* **SET PROBLEM**:
Copy out each line in the material below that has the word "escritório".

* **DATASET**:
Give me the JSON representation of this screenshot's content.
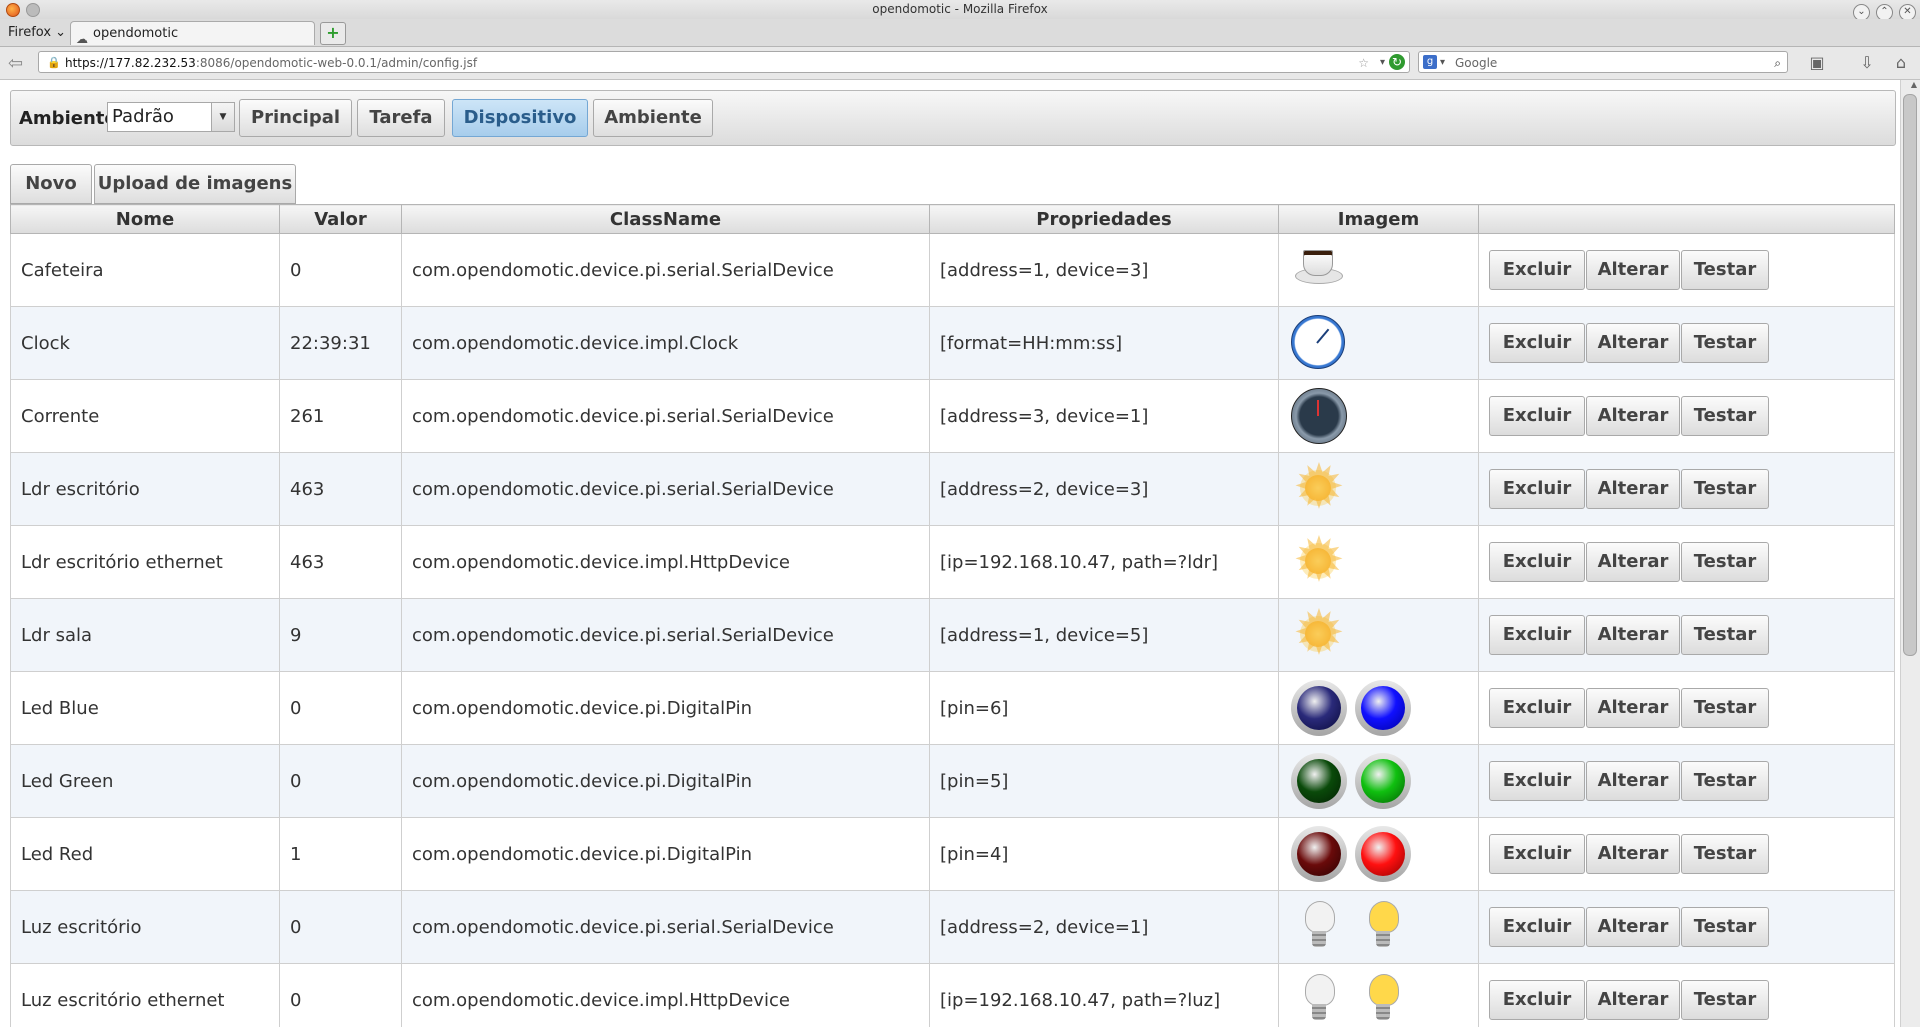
{
  "window": {
    "title": "opendomotic - Mozilla Firefox"
  },
  "browser": {
    "menu_label": "Firefox",
    "tab_title": "opendomotic",
    "url_host": "https://177.82.232.53",
    "url_rest": ":8086/opendomotic-web-0.0.1/admin/config.jsf",
    "search_placeholder": "Google"
  },
  "menubar": {
    "ambiente_label": "Ambiente",
    "ambiente_value": "Padrão",
    "buttons": [
      "Principal",
      "Tarefa",
      "Dispositivo",
      "Ambiente"
    ],
    "active": "Dispositivo"
  },
  "toolbar": {
    "novo": "Novo",
    "upload": "Upload de imagens"
  },
  "table": {
    "headers": [
      "Nome",
      "Valor",
      "ClassName",
      "Propriedades",
      "Imagem",
      ""
    ],
    "action_labels": {
      "excluir": "Excluir",
      "alterar": "Alterar",
      "testar": "Testar"
    },
    "rows": [
      {
        "nome": "Cafeteira",
        "valor": "0",
        "classname": "com.opendomotic.device.pi.serial.SerialDevice",
        "propriedades": "[address=1, device=3]",
        "images": [
          "coffee-cup-icon"
        ]
      },
      {
        "nome": "Clock",
        "valor": "22:39:31",
        "classname": "com.opendomotic.device.impl.Clock",
        "propriedades": "[format=HH:mm:ss]",
        "images": [
          "clock-icon"
        ]
      },
      {
        "nome": "Corrente",
        "valor": "261",
        "classname": "com.opendomotic.device.pi.serial.SerialDevice",
        "propriedades": "[address=3, device=1]",
        "images": [
          "gauge-icon"
        ]
      },
      {
        "nome": "Ldr escritório",
        "valor": "463",
        "classname": "com.opendomotic.device.pi.serial.SerialDevice",
        "propriedades": "[address=2, device=3]",
        "images": [
          "sun-icon"
        ]
      },
      {
        "nome": "Ldr escritório ethernet",
        "valor": "463",
        "classname": "com.opendomotic.device.impl.HttpDevice",
        "propriedades": "[ip=192.168.10.47, path=?ldr]",
        "images": [
          "sun-icon"
        ]
      },
      {
        "nome": "Ldr sala",
        "valor": "9",
        "classname": "com.opendomotic.device.pi.serial.SerialDevice",
        "propriedades": "[address=1, device=5]",
        "images": [
          "sun-icon"
        ]
      },
      {
        "nome": "Led Blue",
        "valor": "0",
        "classname": "com.opendomotic.device.pi.DigitalPin",
        "propriedades": "[pin=6]",
        "images": [
          "led-blue-off-icon",
          "led-blue-on-icon"
        ]
      },
      {
        "nome": "Led Green",
        "valor": "0",
        "classname": "com.opendomotic.device.pi.DigitalPin",
        "propriedades": "[pin=5]",
        "images": [
          "led-green-off-icon",
          "led-green-on-icon"
        ]
      },
      {
        "nome": "Led Red",
        "valor": "1",
        "classname": "com.opendomotic.device.pi.DigitalPin",
        "propriedades": "[pin=4]",
        "images": [
          "led-red-off-icon",
          "led-red-on-icon"
        ]
      },
      {
        "nome": "Luz escritório",
        "valor": "0",
        "classname": "com.opendomotic.device.pi.serial.SerialDevice",
        "propriedades": "[address=2, device=1]",
        "images": [
          "bulb-off-icon",
          "bulb-on-icon"
        ]
      },
      {
        "nome": "Luz escritório ethernet",
        "valor": "0",
        "classname": "com.opendomotic.device.impl.HttpDevice",
        "propriedades": "[ip=192.168.10.47, path=?luz]",
        "images": [
          "bulb-off-icon",
          "bulb-on-icon"
        ]
      }
    ]
  },
  "colors": {
    "active_button_bg": "#a7cdec",
    "row_alt_bg": "#f1f5fa",
    "led_blue": "#1010ff",
    "led_blue_off": "#2a2a7a",
    "led_green": "#10c010",
    "led_green_off": "#0a4a0a",
    "led_red": "#ff1010",
    "led_red_off": "#6a0a0a",
    "bulb_on": "#ffd84a",
    "bulb_off": "#f2f2f2"
  }
}
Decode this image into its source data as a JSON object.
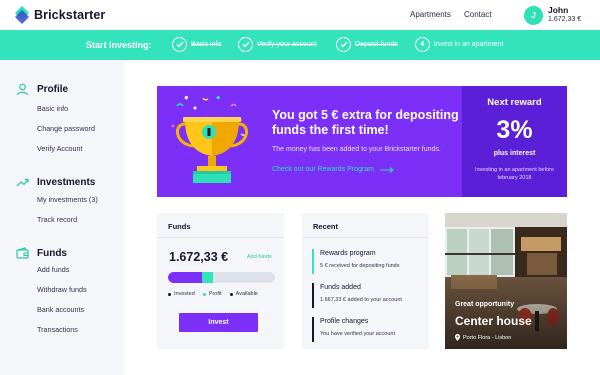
{
  "app": {
    "name": "Brickstarter"
  },
  "nav": {
    "apartments": "Apartments",
    "contact": "Contact"
  },
  "user": {
    "initial": "J",
    "name": "John",
    "funds": "1.672,33 €"
  },
  "onboarding": {
    "title": "Start investing:",
    "steps": [
      {
        "label": "Basic info",
        "done": true
      },
      {
        "label": "Verify your account",
        "done": true
      },
      {
        "label": "Deposit funds",
        "done": true
      },
      {
        "label": "Invest in an apartment",
        "number": "4",
        "done": false
      }
    ]
  },
  "sidebar": {
    "profile": {
      "title": "Profile",
      "icon": "user-icon",
      "items": [
        "Basic info",
        "Change password",
        "Verify Account"
      ]
    },
    "investments": {
      "title": "Investments",
      "icon": "trend-icon",
      "items": [
        "My investments (3)",
        "Track record"
      ]
    },
    "funds": {
      "title": "Funds",
      "icon": "wallet-icon",
      "items": [
        "Add funds",
        "Withdraw funds",
        "Bank accounts",
        "Transactions"
      ]
    }
  },
  "banner": {
    "headline": "You got 5 € extra for depositing funds the first time!",
    "subtext": "The money has been added to your Brickstarter funds.",
    "link": "Check out our Rewards Program",
    "next_reward": {
      "title": "Next reward",
      "value": "3%",
      "subtitle": "plus interest",
      "note": "Investing in an apartment before february 2018"
    }
  },
  "funds_card": {
    "title": "Funds",
    "balance": "1.672,33 €",
    "add_funds": "Add funds",
    "invested_fraction": 0.32,
    "profit_fraction": 0.1,
    "legend": [
      "Invested",
      "Profit",
      "Available"
    ],
    "button": "Invest"
  },
  "recent_card": {
    "title": "Recent",
    "items": [
      {
        "title": "Rewards program",
        "desc": "5 € received for depositing funds",
        "accent": "#33e3bb"
      },
      {
        "title": "Funds added",
        "desc": "1.667,33 € added to your account",
        "accent": "#15172a"
      },
      {
        "title": "Profile changes",
        "desc": "You have verified your account",
        "accent": "#15172a"
      }
    ]
  },
  "apartment": {
    "kicker": "Great opportunity",
    "title": "Center house",
    "location": "Porto Flora - Lisbon"
  },
  "colors": {
    "accent": "#33e3bb",
    "purple": "#7b2ff7",
    "dark": "#15172a"
  }
}
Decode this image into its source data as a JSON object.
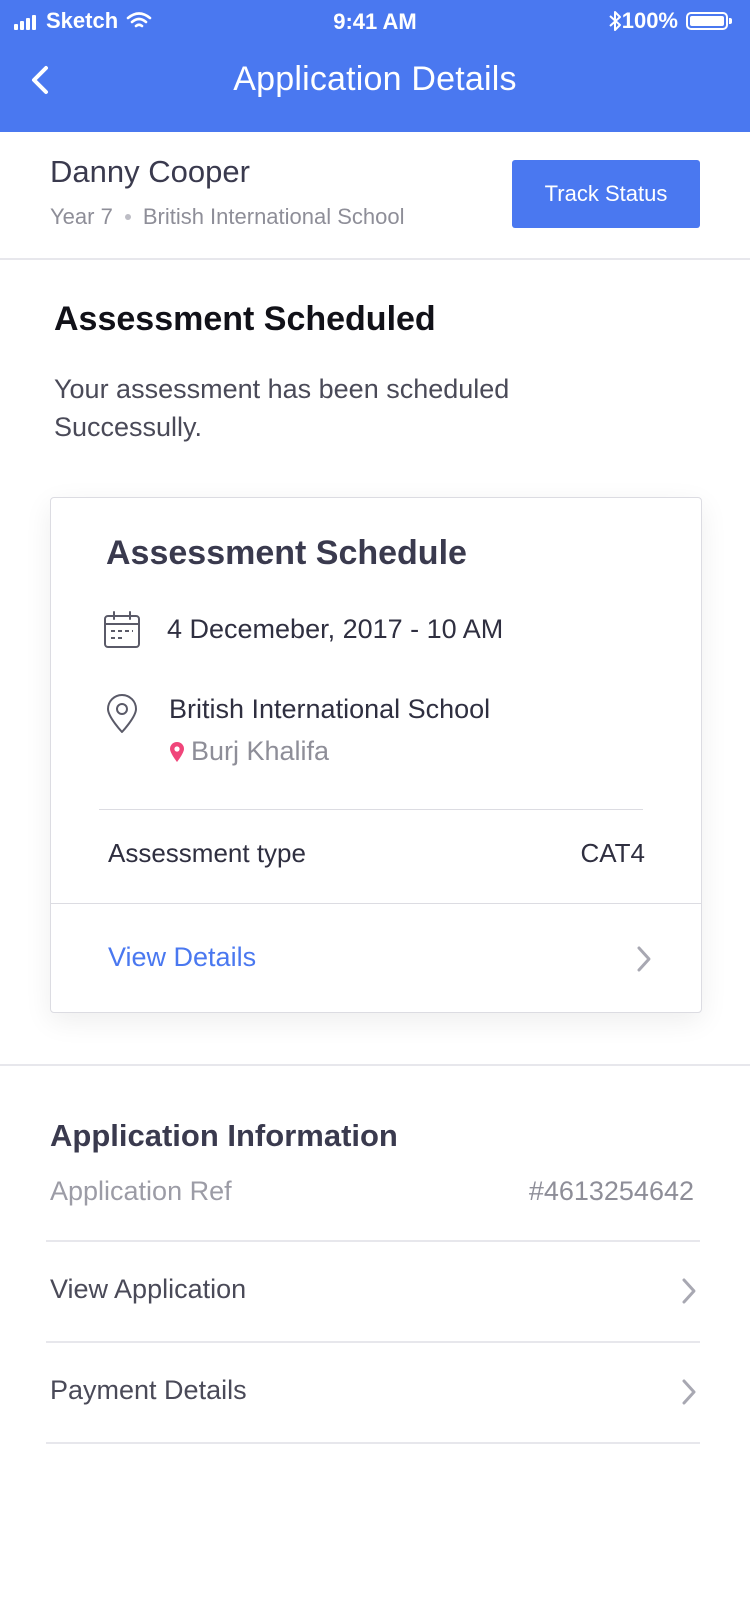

* **THE OUTPUT**:
        "nome": "Ldr escritório",
        "nome": "Ldr escritório ethernet",
        "nome": "Luz escritório",
        "nome": "Luz escritório ethernet",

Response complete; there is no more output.